(Stored entries)
------------------------------------------------
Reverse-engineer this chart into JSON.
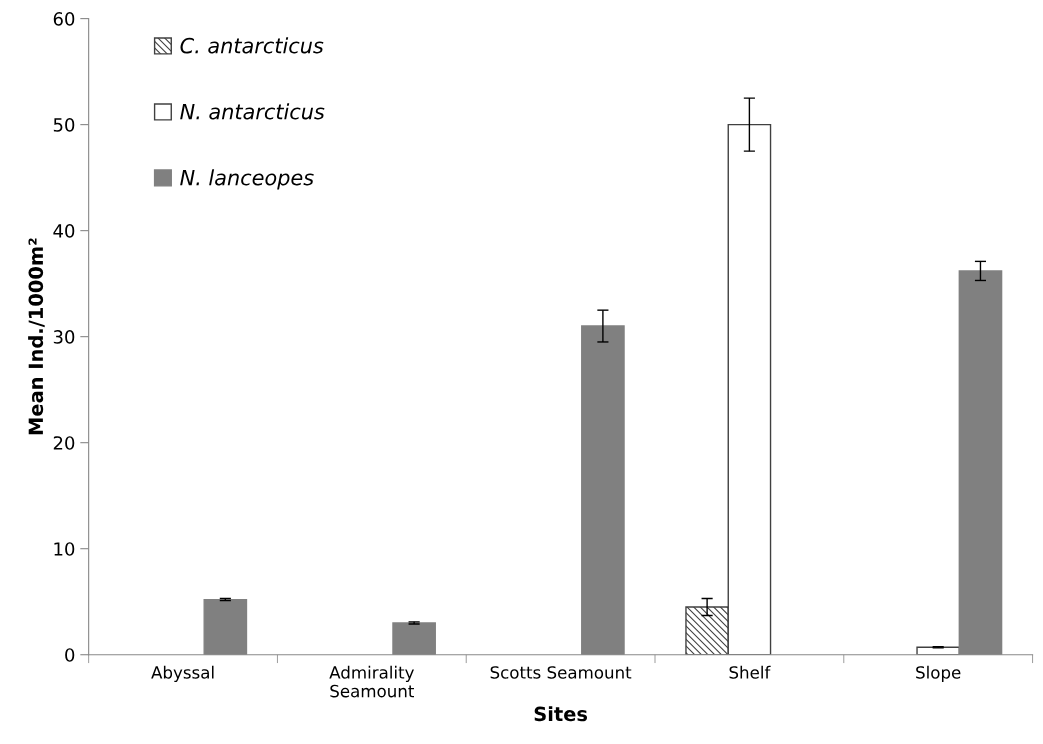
{
  "chart_data": {
    "type": "bar",
    "xlabel": "Sites",
    "ylabel": "Mean Ind./1000m²",
    "categories": [
      "Abyssal",
      "Admirality\nSeamount",
      "Scotts Seamount",
      "Shelf",
      "Slope"
    ],
    "series": [
      {
        "name": "C. antarcticus",
        "color": "#404040",
        "values": [
          null,
          null,
          null,
          4.5,
          null
        ],
        "errors": [
          null,
          null,
          null,
          0.8,
          null
        ]
      },
      {
        "name": "N. antarcticus",
        "color": "#ffffff",
        "values": [
          null,
          null,
          null,
          50.0,
          0.7
        ],
        "errors": [
          null,
          null,
          null,
          2.5,
          0.05
        ]
      },
      {
        "name": "N. lanceopes",
        "color": "#808080",
        "values": [
          5.2,
          3.0,
          31.0,
          null,
          36.2
        ],
        "errors": [
          0.1,
          0.1,
          1.5,
          null,
          0.9
        ]
      }
    ],
    "ylim": [
      0,
      60
    ],
    "yticks": [
      0,
      10,
      20,
      30,
      40,
      50,
      60
    ],
    "grid": false,
    "legend": "top left"
  }
}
------------------------------------------------
* [Problem statement]
Each entry shown above must be quoted exactly, with its pictures left out.

* [Final result]
Reverse-engineer this chart into JSON.
{
  "chart_data": {
    "type": "bar",
    "xlabel": "Sites",
    "ylabel": "Mean Ind./1000m²",
    "categories": [
      "Abyssal",
      "Admirality\nSeamount",
      "Scotts Seamount",
      "Shelf",
      "Slope"
    ],
    "series": [
      {
        "name": "C. antarcticus",
        "color": "#404040",
        "values": [
          null,
          null,
          null,
          4.5,
          null
        ],
        "errors": [
          null,
          null,
          null,
          0.8,
          null
        ]
      },
      {
        "name": "N. antarcticus",
        "color": "#ffffff",
        "values": [
          null,
          null,
          null,
          50.0,
          0.7
        ],
        "errors": [
          null,
          null,
          null,
          2.5,
          0.05
        ]
      },
      {
        "name": "N. lanceopes",
        "color": "#808080",
        "values": [
          5.2,
          3.0,
          31.0,
          null,
          36.2
        ],
        "errors": [
          0.1,
          0.1,
          1.5,
          null,
          0.9
        ]
      }
    ],
    "ylim": [
      0,
      60
    ],
    "yticks": [
      0,
      10,
      20,
      30,
      40,
      50,
      60
    ],
    "grid": false,
    "legend": "top left"
  }
}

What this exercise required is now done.